◆ **WORK TO DO**
Give only the number of lines that contain the word "name".

Start RECORD LIST

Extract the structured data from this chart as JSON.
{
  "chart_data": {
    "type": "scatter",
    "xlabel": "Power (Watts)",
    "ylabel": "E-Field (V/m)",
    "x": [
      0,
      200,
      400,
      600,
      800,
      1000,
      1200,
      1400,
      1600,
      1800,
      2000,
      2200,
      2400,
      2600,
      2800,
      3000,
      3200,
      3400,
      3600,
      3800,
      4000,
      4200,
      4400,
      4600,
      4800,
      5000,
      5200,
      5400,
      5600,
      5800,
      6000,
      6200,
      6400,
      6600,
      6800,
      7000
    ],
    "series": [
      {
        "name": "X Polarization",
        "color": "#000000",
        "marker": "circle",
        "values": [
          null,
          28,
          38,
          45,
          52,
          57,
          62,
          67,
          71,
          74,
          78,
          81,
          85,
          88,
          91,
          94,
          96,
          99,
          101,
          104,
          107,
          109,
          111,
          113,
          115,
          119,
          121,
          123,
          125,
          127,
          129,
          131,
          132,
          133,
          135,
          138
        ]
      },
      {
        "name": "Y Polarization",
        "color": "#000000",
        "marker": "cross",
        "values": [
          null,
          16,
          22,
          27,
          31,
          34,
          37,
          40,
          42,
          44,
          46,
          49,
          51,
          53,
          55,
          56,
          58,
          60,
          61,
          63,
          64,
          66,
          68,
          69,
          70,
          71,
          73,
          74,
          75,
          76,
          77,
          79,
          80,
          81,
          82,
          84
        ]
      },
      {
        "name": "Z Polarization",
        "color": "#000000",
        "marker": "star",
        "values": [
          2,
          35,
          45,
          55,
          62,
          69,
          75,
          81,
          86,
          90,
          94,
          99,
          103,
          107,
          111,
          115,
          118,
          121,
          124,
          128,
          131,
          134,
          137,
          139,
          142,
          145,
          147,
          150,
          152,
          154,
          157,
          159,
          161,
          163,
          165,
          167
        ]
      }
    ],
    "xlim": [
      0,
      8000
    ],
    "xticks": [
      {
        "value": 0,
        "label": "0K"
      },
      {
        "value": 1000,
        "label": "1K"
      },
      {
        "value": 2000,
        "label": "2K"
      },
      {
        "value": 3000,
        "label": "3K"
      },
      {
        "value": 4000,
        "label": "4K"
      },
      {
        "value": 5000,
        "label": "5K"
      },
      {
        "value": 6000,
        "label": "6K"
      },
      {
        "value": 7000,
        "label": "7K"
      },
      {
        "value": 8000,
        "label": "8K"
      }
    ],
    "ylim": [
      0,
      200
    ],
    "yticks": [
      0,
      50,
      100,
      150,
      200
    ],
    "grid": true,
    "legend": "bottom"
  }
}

End RECORD LIST

◆ **PROBLEM SOLUTION**
3